What to work on: Extract the records in full, leaving every picture out.

Source material:

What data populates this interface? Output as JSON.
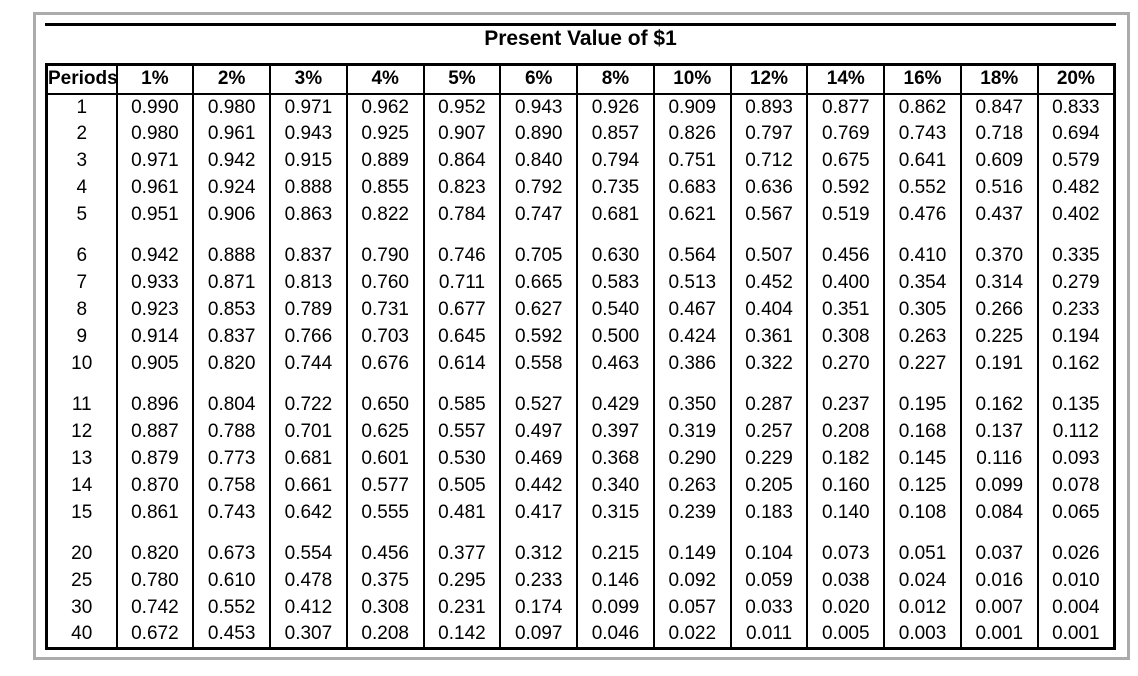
{
  "title": "Present Value of $1",
  "table": {
    "columns": [
      "Periods",
      "1%",
      "2%",
      "3%",
      "4%",
      "5%",
      "6%",
      "8%",
      "10%",
      "12%",
      "14%",
      "16%",
      "18%",
      "20%"
    ],
    "groups": [
      [
        [
          "1",
          "0.990",
          "0.980",
          "0.971",
          "0.962",
          "0.952",
          "0.943",
          "0.926",
          "0.909",
          "0.893",
          "0.877",
          "0.862",
          "0.847",
          "0.833"
        ],
        [
          "2",
          "0.980",
          "0.961",
          "0.943",
          "0.925",
          "0.907",
          "0.890",
          "0.857",
          "0.826",
          "0.797",
          "0.769",
          "0.743",
          "0.718",
          "0.694"
        ],
        [
          "3",
          "0.971",
          "0.942",
          "0.915",
          "0.889",
          "0.864",
          "0.840",
          "0.794",
          "0.751",
          "0.712",
          "0.675",
          "0.641",
          "0.609",
          "0.579"
        ],
        [
          "4",
          "0.961",
          "0.924",
          "0.888",
          "0.855",
          "0.823",
          "0.792",
          "0.735",
          "0.683",
          "0.636",
          "0.592",
          "0.552",
          "0.516",
          "0.482"
        ],
        [
          "5",
          "0.951",
          "0.906",
          "0.863",
          "0.822",
          "0.784",
          "0.747",
          "0.681",
          "0.621",
          "0.567",
          "0.519",
          "0.476",
          "0.437",
          "0.402"
        ]
      ],
      [
        [
          "6",
          "0.942",
          "0.888",
          "0.837",
          "0.790",
          "0.746",
          "0.705",
          "0.630",
          "0.564",
          "0.507",
          "0.456",
          "0.410",
          "0.370",
          "0.335"
        ],
        [
          "7",
          "0.933",
          "0.871",
          "0.813",
          "0.760",
          "0.711",
          "0.665",
          "0.583",
          "0.513",
          "0.452",
          "0.400",
          "0.354",
          "0.314",
          "0.279"
        ],
        [
          "8",
          "0.923",
          "0.853",
          "0.789",
          "0.731",
          "0.677",
          "0.627",
          "0.540",
          "0.467",
          "0.404",
          "0.351",
          "0.305",
          "0.266",
          "0.233"
        ],
        [
          "9",
          "0.914",
          "0.837",
          "0.766",
          "0.703",
          "0.645",
          "0.592",
          "0.500",
          "0.424",
          "0.361",
          "0.308",
          "0.263",
          "0.225",
          "0.194"
        ],
        [
          "10",
          "0.905",
          "0.820",
          "0.744",
          "0.676",
          "0.614",
          "0.558",
          "0.463",
          "0.386",
          "0.322",
          "0.270",
          "0.227",
          "0.191",
          "0.162"
        ]
      ],
      [
        [
          "11",
          "0.896",
          "0.804",
          "0.722",
          "0.650",
          "0.585",
          "0.527",
          "0.429",
          "0.350",
          "0.287",
          "0.237",
          "0.195",
          "0.162",
          "0.135"
        ],
        [
          "12",
          "0.887",
          "0.788",
          "0.701",
          "0.625",
          "0.557",
          "0.497",
          "0.397",
          "0.319",
          "0.257",
          "0.208",
          "0.168",
          "0.137",
          "0.112"
        ],
        [
          "13",
          "0.879",
          "0.773",
          "0.681",
          "0.601",
          "0.530",
          "0.469",
          "0.368",
          "0.290",
          "0.229",
          "0.182",
          "0.145",
          "0.116",
          "0.093"
        ],
        [
          "14",
          "0.870",
          "0.758",
          "0.661",
          "0.577",
          "0.505",
          "0.442",
          "0.340",
          "0.263",
          "0.205",
          "0.160",
          "0.125",
          "0.099",
          "0.078"
        ],
        [
          "15",
          "0.861",
          "0.743",
          "0.642",
          "0.555",
          "0.481",
          "0.417",
          "0.315",
          "0.239",
          "0.183",
          "0.140",
          "0.108",
          "0.084",
          "0.065"
        ]
      ],
      [
        [
          "20",
          "0.820",
          "0.673",
          "0.554",
          "0.456",
          "0.377",
          "0.312",
          "0.215",
          "0.149",
          "0.104",
          "0.073",
          "0.051",
          "0.037",
          "0.026"
        ],
        [
          "25",
          "0.780",
          "0.610",
          "0.478",
          "0.375",
          "0.295",
          "0.233",
          "0.146",
          "0.092",
          "0.059",
          "0.038",
          "0.024",
          "0.016",
          "0.010"
        ],
        [
          "30",
          "0.742",
          "0.552",
          "0.412",
          "0.308",
          "0.231",
          "0.174",
          "0.099",
          "0.057",
          "0.033",
          "0.020",
          "0.012",
          "0.007",
          "0.004"
        ],
        [
          "40",
          "0.672",
          "0.453",
          "0.307",
          "0.208",
          "0.142",
          "0.097",
          "0.046",
          "0.022",
          "0.011",
          "0.005",
          "0.003",
          "0.001",
          "0.001"
        ]
      ]
    ]
  },
  "colors": {
    "frame_border": "#ababab",
    "grid_line": "#000000",
    "background": "#ffffff",
    "text": "#000000"
  }
}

Task solution:
What data populates this interface? Output as JSON.
{
  "title": "Present Value of $1",
  "table": {
    "columns": [
      "Periods",
      "1%",
      "2%",
      "3%",
      "4%",
      "5%",
      "6%",
      "8%",
      "10%",
      "12%",
      "14%",
      "16%",
      "18%",
      "20%"
    ],
    "groups": [
      [
        [
          "1",
          "0.990",
          "0.980",
          "0.971",
          "0.962",
          "0.952",
          "0.943",
          "0.926",
          "0.909",
          "0.893",
          "0.877",
          "0.862",
          "0.847",
          "0.833"
        ],
        [
          "2",
          "0.980",
          "0.961",
          "0.943",
          "0.925",
          "0.907",
          "0.890",
          "0.857",
          "0.826",
          "0.797",
          "0.769",
          "0.743",
          "0.718",
          "0.694"
        ],
        [
          "3",
          "0.971",
          "0.942",
          "0.915",
          "0.889",
          "0.864",
          "0.840",
          "0.794",
          "0.751",
          "0.712",
          "0.675",
          "0.641",
          "0.609",
          "0.579"
        ],
        [
          "4",
          "0.961",
          "0.924",
          "0.888",
          "0.855",
          "0.823",
          "0.792",
          "0.735",
          "0.683",
          "0.636",
          "0.592",
          "0.552",
          "0.516",
          "0.482"
        ],
        [
          "5",
          "0.951",
          "0.906",
          "0.863",
          "0.822",
          "0.784",
          "0.747",
          "0.681",
          "0.621",
          "0.567",
          "0.519",
          "0.476",
          "0.437",
          "0.402"
        ]
      ],
      [
        [
          "6",
          "0.942",
          "0.888",
          "0.837",
          "0.790",
          "0.746",
          "0.705",
          "0.630",
          "0.564",
          "0.507",
          "0.456",
          "0.410",
          "0.370",
          "0.335"
        ],
        [
          "7",
          "0.933",
          "0.871",
          "0.813",
          "0.760",
          "0.711",
          "0.665",
          "0.583",
          "0.513",
          "0.452",
          "0.400",
          "0.354",
          "0.314",
          "0.279"
        ],
        [
          "8",
          "0.923",
          "0.853",
          "0.789",
          "0.731",
          "0.677",
          "0.627",
          "0.540",
          "0.467",
          "0.404",
          "0.351",
          "0.305",
          "0.266",
          "0.233"
        ],
        [
          "9",
          "0.914",
          "0.837",
          "0.766",
          "0.703",
          "0.645",
          "0.592",
          "0.500",
          "0.424",
          "0.361",
          "0.308",
          "0.263",
          "0.225",
          "0.194"
        ],
        [
          "10",
          "0.905",
          "0.820",
          "0.744",
          "0.676",
          "0.614",
          "0.558",
          "0.463",
          "0.386",
          "0.322",
          "0.270",
          "0.227",
          "0.191",
          "0.162"
        ]
      ],
      [
        [
          "11",
          "0.896",
          "0.804",
          "0.722",
          "0.650",
          "0.585",
          "0.527",
          "0.429",
          "0.350",
          "0.287",
          "0.237",
          "0.195",
          "0.162",
          "0.135"
        ],
        [
          "12",
          "0.887",
          "0.788",
          "0.701",
          "0.625",
          "0.557",
          "0.497",
          "0.397",
          "0.319",
          "0.257",
          "0.208",
          "0.168",
          "0.137",
          "0.112"
        ],
        [
          "13",
          "0.879",
          "0.773",
          "0.681",
          "0.601",
          "0.530",
          "0.469",
          "0.368",
          "0.290",
          "0.229",
          "0.182",
          "0.145",
          "0.116",
          "0.093"
        ],
        [
          "14",
          "0.870",
          "0.758",
          "0.661",
          "0.577",
          "0.505",
          "0.442",
          "0.340",
          "0.263",
          "0.205",
          "0.160",
          "0.125",
          "0.099",
          "0.078"
        ],
        [
          "15",
          "0.861",
          "0.743",
          "0.642",
          "0.555",
          "0.481",
          "0.417",
          "0.315",
          "0.239",
          "0.183",
          "0.140",
          "0.108",
          "0.084",
          "0.065"
        ]
      ],
      [
        [
          "20",
          "0.820",
          "0.673",
          "0.554",
          "0.456",
          "0.377",
          "0.312",
          "0.215",
          "0.149",
          "0.104",
          "0.073",
          "0.051",
          "0.037",
          "0.026"
        ],
        [
          "25",
          "0.780",
          "0.610",
          "0.478",
          "0.375",
          "0.295",
          "0.233",
          "0.146",
          "0.092",
          "0.059",
          "0.038",
          "0.024",
          "0.016",
          "0.010"
        ],
        [
          "30",
          "0.742",
          "0.552",
          "0.412",
          "0.308",
          "0.231",
          "0.174",
          "0.099",
          "0.057",
          "0.033",
          "0.020",
          "0.012",
          "0.007",
          "0.004"
        ],
        [
          "40",
          "0.672",
          "0.453",
          "0.307",
          "0.208",
          "0.142",
          "0.097",
          "0.046",
          "0.022",
          "0.011",
          "0.005",
          "0.003",
          "0.001",
          "0.001"
        ]
      ]
    ]
  },
  "colors": {
    "frame_border": "#ababab",
    "grid_line": "#000000",
    "background": "#ffffff",
    "text": "#000000"
  }
}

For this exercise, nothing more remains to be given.